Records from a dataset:

————————

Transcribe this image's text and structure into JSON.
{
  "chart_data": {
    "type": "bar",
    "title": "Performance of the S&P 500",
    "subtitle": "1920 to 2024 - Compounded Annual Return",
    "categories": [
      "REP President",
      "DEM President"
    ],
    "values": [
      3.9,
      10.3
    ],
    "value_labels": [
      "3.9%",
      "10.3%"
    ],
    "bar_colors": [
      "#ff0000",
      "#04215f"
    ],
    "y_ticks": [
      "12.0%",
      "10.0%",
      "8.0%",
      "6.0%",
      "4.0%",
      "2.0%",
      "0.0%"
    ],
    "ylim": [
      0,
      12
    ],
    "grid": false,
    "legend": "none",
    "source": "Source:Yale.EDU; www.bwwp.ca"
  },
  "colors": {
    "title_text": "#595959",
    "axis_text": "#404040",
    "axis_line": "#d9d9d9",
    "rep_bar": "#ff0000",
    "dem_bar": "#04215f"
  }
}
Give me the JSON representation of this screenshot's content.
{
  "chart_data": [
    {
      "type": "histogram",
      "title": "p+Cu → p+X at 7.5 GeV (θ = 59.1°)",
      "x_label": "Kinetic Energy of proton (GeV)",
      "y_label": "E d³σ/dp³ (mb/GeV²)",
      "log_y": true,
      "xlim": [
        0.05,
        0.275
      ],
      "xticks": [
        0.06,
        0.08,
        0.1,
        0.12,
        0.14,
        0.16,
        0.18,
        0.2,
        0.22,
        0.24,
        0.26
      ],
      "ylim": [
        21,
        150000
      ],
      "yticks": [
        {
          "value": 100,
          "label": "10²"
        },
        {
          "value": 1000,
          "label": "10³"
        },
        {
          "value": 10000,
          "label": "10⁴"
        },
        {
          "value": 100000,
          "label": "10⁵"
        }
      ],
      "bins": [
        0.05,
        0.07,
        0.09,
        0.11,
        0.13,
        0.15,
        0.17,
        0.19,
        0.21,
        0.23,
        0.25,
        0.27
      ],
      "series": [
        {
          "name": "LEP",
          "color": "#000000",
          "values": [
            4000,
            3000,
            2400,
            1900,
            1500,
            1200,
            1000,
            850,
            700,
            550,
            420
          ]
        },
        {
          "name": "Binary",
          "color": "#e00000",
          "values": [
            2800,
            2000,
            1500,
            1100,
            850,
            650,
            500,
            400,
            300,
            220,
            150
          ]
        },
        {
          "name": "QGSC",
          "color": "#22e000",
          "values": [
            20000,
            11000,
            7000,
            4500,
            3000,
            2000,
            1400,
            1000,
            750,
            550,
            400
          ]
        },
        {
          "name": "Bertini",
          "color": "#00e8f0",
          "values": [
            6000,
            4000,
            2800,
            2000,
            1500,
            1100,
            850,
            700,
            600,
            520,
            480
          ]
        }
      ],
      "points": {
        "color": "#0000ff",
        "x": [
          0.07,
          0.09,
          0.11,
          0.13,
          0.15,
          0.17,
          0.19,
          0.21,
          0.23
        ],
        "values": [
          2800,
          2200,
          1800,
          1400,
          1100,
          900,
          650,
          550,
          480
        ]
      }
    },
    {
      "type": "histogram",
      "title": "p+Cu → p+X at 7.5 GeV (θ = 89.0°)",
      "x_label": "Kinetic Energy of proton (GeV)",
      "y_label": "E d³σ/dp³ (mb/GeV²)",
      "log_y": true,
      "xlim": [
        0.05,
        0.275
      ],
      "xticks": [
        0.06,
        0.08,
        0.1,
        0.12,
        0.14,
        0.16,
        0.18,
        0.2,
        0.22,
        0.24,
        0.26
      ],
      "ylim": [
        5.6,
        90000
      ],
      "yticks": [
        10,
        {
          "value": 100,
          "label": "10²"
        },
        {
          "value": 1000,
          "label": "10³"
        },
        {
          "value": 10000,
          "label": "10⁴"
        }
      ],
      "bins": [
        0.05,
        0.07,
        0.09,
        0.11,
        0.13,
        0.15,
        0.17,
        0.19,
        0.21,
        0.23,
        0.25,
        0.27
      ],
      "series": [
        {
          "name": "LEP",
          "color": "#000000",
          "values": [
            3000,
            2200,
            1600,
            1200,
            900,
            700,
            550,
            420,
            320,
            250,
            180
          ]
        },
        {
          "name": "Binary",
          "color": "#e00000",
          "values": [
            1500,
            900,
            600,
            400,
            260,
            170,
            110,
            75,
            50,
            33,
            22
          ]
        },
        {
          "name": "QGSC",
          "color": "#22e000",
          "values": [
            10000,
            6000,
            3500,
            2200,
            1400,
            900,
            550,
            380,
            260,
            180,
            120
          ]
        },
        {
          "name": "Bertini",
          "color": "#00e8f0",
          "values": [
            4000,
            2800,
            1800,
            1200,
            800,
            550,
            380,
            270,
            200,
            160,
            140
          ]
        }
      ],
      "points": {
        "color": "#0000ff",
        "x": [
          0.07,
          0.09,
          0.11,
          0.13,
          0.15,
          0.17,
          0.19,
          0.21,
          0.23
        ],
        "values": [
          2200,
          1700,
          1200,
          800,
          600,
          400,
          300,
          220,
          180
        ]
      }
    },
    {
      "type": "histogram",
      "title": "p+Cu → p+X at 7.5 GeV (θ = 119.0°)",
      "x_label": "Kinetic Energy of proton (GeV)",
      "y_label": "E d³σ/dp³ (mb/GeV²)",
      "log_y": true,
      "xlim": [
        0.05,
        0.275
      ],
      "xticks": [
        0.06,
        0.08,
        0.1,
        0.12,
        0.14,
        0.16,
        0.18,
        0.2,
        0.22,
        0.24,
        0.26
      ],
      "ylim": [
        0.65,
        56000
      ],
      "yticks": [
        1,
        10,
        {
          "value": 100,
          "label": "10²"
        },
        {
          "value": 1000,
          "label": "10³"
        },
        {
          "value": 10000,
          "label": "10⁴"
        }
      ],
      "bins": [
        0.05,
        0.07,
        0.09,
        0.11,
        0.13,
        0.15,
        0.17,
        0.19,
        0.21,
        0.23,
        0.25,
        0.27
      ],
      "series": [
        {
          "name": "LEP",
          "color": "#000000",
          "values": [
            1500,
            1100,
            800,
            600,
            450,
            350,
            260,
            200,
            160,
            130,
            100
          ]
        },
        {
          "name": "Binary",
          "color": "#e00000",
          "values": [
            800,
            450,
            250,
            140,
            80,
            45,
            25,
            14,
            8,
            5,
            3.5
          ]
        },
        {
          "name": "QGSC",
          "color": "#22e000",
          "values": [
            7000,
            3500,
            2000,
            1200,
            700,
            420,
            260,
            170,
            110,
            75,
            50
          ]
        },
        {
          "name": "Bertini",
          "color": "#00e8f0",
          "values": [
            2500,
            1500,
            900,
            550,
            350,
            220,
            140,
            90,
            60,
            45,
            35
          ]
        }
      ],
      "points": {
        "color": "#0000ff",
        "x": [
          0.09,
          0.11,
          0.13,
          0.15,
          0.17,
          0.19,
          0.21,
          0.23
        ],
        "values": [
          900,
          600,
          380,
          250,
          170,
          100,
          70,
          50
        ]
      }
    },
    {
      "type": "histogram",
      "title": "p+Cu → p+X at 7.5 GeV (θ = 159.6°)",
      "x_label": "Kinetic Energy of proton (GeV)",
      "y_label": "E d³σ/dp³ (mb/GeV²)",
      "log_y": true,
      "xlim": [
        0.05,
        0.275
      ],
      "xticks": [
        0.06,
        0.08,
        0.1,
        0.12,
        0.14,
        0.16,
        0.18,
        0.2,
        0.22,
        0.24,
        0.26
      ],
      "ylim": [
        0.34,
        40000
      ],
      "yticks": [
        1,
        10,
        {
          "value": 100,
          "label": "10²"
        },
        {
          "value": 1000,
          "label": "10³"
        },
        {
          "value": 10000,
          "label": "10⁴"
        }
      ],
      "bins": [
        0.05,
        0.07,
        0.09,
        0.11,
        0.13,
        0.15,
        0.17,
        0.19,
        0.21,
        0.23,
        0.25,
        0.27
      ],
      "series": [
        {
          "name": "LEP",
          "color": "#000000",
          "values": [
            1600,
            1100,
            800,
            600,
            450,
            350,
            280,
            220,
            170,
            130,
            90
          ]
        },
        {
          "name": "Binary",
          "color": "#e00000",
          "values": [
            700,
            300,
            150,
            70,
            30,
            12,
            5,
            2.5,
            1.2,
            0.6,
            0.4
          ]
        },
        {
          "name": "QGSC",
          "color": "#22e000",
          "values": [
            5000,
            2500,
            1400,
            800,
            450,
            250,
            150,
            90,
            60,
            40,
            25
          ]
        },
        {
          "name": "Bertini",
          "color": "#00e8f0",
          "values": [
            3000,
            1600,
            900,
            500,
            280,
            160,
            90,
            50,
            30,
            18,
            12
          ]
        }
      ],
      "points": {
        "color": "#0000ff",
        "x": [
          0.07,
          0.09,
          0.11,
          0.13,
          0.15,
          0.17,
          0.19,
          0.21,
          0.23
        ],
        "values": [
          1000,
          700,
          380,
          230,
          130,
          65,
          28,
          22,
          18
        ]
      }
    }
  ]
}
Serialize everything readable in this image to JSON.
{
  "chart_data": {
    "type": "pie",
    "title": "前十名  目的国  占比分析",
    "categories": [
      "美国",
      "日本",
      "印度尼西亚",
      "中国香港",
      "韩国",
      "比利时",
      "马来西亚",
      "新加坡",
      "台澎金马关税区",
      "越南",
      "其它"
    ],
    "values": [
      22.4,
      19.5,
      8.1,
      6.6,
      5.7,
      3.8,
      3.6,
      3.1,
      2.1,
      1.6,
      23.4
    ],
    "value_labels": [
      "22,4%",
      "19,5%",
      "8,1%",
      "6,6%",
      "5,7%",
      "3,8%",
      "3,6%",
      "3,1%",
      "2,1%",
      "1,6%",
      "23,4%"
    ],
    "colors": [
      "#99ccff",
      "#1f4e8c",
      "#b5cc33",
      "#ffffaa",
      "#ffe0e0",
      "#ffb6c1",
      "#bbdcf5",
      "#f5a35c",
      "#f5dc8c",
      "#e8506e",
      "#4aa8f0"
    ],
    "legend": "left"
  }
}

————————

- DIRECTIONS FOR THIS TASK
Write the lines out exactly, from the one with "Serialize everything readable" down to the last line of the listing, and leave out all others.

- SOLUTION
Serialize everything readable in this image to JSON.
{
  "chart_data": {
    "type": "pie",
    "title": "前十名  目的国  占比分析",
    "categories": [
      "美国",
      "日本",
      "印度尼西亚",
      "中国香港",
      "韩国",
      "比利时",
      "马来西亚",
      "新加坡",
      "台澎金马关税区",
      "越南",
      "其它"
    ],
    "values": [
      22.4,
      19.5,
      8.1,
      6.6,
      5.7,
      3.8,
      3.6,
      3.1,
      2.1,
      1.6,
      23.4
    ],
    "value_labels": [
      "22,4%",
      "19,5%",
      "8,1%",
      "6,6%",
      "5,7%",
      "3,8%",
      "3,6%",
      "3,1%",
      "2,1%",
      "1,6%",
      "23,4%"
    ],
    "colors": [
      "#99ccff",
      "#1f4e8c",
      "#b5cc33",
      "#ffffaa",
      "#ffe0e0",
      "#ffb6c1",
      "#bbdcf5",
      "#f5a35c",
      "#f5dc8c",
      "#e8506e",
      "#4aa8f0"
    ],
    "legend": "left"
  }
}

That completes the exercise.